WRITTEN INSTRUCTION:
Work out how many lines in the listing below include the word "الوصول". Give nothing but the number.

SUPPLIED DATA:
━━━━
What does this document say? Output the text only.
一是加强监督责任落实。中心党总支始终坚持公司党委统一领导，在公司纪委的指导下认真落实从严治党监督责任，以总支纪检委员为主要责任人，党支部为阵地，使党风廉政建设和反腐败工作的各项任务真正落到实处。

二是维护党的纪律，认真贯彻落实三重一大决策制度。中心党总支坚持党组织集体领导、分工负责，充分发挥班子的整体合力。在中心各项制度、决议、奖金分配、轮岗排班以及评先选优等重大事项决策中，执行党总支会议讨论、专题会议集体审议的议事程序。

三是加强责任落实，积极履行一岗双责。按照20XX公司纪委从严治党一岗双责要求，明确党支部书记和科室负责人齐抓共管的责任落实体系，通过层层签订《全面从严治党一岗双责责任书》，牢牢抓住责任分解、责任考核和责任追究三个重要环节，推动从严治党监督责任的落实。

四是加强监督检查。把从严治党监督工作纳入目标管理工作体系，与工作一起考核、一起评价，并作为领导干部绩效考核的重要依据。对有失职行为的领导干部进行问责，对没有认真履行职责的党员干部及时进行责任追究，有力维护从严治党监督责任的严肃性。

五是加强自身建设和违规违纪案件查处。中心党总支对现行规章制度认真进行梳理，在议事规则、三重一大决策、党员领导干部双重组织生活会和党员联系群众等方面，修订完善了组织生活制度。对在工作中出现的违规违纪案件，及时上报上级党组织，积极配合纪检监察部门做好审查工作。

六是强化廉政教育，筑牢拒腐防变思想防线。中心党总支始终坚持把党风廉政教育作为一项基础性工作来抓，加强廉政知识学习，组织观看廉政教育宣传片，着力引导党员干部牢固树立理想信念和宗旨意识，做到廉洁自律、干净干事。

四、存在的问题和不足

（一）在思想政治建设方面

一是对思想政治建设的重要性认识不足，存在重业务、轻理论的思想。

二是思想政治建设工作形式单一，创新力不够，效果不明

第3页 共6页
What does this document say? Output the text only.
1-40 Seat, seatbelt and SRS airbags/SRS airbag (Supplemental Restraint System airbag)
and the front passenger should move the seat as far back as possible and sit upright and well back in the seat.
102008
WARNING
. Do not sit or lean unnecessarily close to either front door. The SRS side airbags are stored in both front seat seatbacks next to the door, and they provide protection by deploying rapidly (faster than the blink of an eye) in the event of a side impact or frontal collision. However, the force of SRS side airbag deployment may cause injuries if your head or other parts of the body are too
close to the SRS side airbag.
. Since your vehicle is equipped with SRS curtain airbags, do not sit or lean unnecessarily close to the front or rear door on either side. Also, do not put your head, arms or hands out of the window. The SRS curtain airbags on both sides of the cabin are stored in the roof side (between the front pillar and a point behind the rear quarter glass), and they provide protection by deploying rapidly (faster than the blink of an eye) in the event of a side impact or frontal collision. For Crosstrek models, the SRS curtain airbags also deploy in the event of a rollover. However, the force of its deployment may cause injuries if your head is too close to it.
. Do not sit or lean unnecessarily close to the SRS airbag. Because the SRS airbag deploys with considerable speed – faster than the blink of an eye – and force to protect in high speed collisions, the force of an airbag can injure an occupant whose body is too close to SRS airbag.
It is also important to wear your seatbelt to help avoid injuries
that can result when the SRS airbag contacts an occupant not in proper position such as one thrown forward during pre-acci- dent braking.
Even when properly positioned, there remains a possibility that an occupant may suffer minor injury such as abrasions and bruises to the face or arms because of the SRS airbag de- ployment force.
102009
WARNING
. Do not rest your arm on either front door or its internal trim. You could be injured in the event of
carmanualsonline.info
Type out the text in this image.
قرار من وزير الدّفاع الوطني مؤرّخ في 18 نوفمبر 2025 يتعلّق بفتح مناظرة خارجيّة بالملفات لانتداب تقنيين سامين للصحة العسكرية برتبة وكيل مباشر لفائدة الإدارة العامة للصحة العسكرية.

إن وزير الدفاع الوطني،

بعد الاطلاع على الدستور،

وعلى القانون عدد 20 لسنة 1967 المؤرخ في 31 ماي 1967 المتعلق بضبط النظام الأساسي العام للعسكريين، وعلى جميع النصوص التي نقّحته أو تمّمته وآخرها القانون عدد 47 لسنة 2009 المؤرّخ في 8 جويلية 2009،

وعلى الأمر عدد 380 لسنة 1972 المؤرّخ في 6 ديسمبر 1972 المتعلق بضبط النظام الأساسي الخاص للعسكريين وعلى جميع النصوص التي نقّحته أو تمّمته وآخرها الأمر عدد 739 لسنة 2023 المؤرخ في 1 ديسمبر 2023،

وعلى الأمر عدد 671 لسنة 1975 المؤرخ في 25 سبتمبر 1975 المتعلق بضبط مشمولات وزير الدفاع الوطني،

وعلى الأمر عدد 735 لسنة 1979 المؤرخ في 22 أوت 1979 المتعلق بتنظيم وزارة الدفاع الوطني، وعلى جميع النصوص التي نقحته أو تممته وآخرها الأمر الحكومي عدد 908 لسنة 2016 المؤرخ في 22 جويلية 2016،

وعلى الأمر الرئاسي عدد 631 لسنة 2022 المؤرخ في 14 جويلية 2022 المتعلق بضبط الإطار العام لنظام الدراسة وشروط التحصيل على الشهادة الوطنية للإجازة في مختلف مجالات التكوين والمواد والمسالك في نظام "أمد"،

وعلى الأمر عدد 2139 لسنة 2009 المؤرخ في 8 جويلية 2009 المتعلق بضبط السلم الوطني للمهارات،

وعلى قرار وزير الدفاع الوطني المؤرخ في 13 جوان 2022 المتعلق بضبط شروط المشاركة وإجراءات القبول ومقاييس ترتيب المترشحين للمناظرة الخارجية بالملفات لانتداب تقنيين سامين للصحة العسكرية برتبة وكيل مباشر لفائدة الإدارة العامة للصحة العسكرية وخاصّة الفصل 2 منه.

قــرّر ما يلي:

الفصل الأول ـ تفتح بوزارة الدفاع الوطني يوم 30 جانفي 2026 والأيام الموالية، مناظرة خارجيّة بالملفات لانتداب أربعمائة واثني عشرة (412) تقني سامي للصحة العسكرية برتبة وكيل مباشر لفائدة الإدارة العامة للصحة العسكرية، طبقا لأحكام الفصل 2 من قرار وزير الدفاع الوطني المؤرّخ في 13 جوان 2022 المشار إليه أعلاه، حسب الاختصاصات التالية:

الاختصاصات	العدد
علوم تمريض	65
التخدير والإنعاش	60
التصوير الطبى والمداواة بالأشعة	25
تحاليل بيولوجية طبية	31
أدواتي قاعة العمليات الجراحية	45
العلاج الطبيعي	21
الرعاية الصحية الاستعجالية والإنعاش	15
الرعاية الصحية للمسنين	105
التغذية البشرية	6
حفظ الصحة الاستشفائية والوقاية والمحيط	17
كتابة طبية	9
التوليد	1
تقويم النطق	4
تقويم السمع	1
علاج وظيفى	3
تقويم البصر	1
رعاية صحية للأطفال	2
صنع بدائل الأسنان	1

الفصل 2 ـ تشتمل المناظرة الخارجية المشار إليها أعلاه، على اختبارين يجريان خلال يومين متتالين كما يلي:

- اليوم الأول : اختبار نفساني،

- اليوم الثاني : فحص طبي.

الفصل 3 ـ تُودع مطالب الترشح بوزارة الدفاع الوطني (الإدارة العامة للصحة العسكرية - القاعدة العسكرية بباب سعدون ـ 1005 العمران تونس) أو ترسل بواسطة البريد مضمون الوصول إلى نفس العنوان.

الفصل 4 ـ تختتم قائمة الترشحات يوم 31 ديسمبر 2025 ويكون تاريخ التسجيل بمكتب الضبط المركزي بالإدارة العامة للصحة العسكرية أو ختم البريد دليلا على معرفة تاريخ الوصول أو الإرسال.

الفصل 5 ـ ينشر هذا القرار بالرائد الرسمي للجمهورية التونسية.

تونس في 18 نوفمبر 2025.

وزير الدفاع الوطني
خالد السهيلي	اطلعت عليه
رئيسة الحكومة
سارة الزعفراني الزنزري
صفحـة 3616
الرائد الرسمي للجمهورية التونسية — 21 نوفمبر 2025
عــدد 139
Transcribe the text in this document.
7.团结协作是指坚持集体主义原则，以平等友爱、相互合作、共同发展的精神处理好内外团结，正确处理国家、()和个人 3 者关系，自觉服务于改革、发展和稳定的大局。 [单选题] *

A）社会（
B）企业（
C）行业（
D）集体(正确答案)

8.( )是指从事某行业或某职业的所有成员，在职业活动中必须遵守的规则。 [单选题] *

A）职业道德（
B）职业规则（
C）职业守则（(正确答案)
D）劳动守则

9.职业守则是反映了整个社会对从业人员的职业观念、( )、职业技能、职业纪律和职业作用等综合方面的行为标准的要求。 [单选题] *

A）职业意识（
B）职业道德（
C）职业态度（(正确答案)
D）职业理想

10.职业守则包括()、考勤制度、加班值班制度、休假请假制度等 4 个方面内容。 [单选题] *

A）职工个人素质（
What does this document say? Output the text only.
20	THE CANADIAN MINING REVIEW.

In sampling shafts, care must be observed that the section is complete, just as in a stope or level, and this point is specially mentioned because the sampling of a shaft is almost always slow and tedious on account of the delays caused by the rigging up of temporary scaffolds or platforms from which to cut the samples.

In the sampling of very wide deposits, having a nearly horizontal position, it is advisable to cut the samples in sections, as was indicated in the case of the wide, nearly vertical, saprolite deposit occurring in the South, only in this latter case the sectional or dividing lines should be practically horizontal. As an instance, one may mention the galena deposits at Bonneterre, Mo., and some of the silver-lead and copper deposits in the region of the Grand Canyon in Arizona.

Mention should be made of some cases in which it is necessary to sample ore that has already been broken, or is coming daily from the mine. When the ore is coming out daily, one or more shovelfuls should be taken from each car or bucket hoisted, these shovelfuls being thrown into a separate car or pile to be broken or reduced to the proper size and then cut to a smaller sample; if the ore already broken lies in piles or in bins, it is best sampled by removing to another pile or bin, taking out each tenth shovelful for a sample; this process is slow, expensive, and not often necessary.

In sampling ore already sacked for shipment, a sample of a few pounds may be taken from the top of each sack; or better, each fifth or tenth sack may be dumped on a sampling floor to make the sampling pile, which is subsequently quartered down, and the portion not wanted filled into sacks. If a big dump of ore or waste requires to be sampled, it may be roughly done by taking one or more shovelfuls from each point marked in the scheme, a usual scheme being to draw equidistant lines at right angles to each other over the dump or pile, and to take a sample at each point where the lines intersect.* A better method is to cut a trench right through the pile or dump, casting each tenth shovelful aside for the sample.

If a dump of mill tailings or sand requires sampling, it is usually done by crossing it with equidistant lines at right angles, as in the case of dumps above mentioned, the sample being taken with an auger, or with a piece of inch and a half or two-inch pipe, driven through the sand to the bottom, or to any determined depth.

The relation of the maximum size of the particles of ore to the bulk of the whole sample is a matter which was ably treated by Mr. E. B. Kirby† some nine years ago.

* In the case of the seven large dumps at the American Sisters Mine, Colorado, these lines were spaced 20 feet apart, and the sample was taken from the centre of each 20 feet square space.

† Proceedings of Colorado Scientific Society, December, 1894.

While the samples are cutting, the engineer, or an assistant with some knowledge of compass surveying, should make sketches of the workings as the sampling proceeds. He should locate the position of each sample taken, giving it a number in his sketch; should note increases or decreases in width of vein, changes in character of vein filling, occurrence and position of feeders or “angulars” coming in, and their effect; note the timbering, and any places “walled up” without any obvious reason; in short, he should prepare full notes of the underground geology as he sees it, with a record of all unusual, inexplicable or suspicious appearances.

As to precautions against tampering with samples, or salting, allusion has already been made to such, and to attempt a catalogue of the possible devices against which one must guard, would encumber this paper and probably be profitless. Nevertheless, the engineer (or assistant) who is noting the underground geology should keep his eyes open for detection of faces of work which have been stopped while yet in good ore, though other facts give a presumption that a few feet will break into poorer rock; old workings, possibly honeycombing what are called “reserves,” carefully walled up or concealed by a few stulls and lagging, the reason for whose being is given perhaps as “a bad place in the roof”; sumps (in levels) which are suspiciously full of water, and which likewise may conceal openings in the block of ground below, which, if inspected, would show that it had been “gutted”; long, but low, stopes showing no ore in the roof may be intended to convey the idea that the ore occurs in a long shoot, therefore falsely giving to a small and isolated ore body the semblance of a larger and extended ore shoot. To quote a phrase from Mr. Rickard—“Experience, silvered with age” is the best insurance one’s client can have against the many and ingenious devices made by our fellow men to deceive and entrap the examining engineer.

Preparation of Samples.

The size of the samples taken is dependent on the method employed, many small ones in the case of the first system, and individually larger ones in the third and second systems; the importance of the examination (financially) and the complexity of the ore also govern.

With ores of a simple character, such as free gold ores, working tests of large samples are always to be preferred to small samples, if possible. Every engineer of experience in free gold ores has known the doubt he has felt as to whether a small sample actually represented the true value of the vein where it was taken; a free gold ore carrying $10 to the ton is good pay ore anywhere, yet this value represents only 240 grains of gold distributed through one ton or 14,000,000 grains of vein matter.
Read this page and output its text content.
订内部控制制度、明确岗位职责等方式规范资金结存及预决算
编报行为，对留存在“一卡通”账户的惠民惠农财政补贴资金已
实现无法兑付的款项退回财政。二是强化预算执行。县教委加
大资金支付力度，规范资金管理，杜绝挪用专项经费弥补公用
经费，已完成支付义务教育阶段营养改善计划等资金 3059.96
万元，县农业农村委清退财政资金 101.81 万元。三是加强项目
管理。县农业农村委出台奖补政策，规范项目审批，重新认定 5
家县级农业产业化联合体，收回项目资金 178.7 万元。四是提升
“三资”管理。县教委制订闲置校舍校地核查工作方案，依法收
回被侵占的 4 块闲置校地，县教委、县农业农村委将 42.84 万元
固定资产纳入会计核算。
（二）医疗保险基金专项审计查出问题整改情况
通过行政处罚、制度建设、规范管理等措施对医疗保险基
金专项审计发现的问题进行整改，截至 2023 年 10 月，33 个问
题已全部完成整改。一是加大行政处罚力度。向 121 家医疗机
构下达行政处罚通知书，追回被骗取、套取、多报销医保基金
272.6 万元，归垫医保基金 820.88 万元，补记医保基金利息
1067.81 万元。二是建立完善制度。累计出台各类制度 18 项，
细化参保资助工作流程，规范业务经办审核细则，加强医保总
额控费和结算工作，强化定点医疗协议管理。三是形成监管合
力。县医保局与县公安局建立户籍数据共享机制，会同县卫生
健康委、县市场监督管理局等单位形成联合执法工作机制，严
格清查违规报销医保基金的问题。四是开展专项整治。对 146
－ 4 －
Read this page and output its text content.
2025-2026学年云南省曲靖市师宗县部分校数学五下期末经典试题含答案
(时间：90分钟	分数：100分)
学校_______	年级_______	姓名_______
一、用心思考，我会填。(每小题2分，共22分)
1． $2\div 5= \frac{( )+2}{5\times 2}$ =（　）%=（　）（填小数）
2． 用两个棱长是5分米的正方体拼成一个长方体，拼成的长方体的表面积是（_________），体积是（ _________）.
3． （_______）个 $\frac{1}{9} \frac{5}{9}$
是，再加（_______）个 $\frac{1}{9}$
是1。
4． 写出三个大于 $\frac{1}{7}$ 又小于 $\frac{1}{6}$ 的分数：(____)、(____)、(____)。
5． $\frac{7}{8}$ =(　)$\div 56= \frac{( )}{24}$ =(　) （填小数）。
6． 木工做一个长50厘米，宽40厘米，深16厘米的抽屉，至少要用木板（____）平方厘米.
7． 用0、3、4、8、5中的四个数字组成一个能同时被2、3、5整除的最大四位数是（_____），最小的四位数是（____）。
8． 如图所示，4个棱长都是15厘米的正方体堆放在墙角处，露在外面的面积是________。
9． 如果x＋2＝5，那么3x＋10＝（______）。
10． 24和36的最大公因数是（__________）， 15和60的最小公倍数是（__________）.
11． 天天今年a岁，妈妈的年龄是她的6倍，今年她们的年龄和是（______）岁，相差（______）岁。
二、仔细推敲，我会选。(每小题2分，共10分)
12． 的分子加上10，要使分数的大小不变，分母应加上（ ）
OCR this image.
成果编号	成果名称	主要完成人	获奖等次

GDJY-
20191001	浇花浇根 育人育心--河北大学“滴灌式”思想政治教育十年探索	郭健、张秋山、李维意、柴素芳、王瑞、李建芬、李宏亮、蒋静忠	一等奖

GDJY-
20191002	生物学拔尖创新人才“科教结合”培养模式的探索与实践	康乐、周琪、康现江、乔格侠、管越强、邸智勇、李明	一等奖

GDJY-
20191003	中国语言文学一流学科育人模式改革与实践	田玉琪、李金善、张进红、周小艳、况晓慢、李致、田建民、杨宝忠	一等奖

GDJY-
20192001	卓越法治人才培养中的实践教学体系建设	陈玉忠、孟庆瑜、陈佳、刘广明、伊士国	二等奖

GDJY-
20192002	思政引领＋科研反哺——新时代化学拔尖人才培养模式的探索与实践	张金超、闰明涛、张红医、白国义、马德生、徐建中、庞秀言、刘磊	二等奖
━━━━
SOLUTION FOR THIS EXERCISE:
2